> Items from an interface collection
◇ ◇ ◇ ◇ ◇
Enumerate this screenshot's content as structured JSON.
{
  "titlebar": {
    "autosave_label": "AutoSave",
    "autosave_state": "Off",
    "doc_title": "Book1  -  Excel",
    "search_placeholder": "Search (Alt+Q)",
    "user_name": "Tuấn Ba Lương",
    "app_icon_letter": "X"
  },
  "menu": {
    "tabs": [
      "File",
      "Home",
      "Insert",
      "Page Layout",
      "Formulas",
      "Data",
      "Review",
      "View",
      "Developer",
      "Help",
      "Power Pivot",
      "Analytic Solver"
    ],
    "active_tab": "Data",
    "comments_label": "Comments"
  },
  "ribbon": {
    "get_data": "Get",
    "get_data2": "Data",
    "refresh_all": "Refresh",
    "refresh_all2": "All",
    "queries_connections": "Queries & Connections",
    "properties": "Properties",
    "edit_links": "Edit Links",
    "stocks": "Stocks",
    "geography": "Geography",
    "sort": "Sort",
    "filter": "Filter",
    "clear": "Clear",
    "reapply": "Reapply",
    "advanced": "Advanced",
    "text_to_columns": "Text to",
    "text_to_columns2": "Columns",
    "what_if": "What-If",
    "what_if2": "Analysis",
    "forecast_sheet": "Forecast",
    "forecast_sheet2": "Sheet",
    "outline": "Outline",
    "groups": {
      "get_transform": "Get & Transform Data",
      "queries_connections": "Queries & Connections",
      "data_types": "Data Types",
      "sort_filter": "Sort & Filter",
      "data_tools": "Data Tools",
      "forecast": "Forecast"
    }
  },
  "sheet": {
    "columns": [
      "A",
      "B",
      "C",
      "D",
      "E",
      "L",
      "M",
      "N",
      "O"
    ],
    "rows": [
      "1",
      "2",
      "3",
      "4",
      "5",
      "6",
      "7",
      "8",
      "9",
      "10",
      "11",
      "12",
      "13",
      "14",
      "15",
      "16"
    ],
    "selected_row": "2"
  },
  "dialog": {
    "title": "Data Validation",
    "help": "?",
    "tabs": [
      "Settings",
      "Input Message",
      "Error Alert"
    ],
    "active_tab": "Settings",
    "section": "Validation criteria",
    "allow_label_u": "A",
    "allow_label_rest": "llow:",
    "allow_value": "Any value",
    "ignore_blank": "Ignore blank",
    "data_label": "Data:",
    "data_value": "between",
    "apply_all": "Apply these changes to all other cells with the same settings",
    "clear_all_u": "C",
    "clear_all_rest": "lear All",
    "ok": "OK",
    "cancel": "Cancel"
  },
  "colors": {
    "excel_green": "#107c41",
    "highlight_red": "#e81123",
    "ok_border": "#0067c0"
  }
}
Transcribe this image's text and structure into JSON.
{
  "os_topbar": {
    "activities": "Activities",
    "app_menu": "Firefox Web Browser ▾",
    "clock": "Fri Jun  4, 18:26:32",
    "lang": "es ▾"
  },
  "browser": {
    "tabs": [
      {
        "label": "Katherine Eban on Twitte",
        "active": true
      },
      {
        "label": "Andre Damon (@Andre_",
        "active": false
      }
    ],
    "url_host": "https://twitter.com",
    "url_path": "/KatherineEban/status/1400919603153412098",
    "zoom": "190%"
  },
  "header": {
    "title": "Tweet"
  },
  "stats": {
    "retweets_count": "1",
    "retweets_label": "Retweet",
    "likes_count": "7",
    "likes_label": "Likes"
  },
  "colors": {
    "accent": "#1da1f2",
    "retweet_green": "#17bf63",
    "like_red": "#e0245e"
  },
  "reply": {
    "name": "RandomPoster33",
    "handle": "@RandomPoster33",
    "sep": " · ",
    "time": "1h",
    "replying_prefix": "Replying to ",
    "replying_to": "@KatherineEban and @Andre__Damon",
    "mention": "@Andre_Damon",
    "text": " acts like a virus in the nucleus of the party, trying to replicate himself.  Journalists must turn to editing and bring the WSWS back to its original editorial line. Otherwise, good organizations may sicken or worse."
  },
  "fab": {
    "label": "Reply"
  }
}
◇ ◇ ◇ ◇ ◇
> Exercise aim
Copy out every line in the records where the word "Validation" is found.

> Response to this exercise
    "title": "Data Validation",
    "section": "Validation criteria",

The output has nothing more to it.